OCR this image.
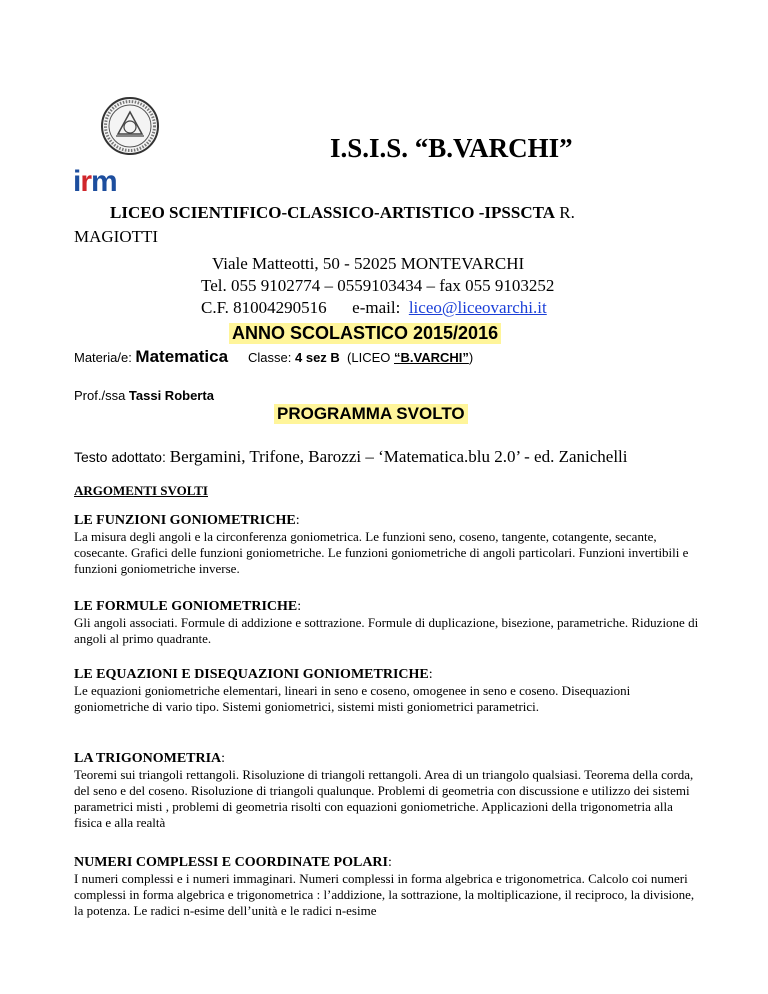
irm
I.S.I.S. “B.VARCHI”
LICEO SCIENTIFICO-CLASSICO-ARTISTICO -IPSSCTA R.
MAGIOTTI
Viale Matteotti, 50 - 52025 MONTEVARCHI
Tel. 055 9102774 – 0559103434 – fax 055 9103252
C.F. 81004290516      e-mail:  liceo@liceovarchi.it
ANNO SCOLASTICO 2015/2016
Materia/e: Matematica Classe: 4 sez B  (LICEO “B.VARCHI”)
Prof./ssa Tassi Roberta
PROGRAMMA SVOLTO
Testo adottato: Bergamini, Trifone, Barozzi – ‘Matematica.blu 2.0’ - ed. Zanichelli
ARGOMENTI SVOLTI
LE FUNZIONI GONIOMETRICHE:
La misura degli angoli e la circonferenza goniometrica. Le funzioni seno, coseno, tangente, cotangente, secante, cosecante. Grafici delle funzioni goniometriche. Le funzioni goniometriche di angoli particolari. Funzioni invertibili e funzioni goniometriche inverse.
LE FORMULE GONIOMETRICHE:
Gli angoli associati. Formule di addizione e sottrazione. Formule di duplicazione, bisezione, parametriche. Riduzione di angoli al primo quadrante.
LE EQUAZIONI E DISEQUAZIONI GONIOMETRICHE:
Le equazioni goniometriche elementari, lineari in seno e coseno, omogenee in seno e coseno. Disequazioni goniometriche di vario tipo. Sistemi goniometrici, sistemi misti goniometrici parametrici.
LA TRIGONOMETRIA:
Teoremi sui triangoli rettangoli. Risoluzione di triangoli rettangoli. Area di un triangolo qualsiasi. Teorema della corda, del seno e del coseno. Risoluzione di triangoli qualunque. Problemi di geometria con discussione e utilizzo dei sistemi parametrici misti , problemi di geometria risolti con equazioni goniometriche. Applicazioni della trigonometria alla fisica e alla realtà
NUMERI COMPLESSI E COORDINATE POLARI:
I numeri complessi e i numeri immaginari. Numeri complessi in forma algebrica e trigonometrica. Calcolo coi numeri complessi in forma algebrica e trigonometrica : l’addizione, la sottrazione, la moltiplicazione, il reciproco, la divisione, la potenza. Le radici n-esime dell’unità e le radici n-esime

:::

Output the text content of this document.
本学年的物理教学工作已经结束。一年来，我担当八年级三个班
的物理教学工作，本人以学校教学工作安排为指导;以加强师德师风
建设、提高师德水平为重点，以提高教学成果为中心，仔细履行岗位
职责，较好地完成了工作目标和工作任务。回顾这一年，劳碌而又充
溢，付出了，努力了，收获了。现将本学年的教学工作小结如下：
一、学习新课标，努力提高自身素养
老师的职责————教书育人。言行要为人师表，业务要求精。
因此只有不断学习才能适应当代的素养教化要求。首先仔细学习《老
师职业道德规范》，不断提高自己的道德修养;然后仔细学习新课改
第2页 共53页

:::

What you are asked to do >> Work out how many lines of the data hold the string "this". Reply with that number alone.

Exercise solution >> 2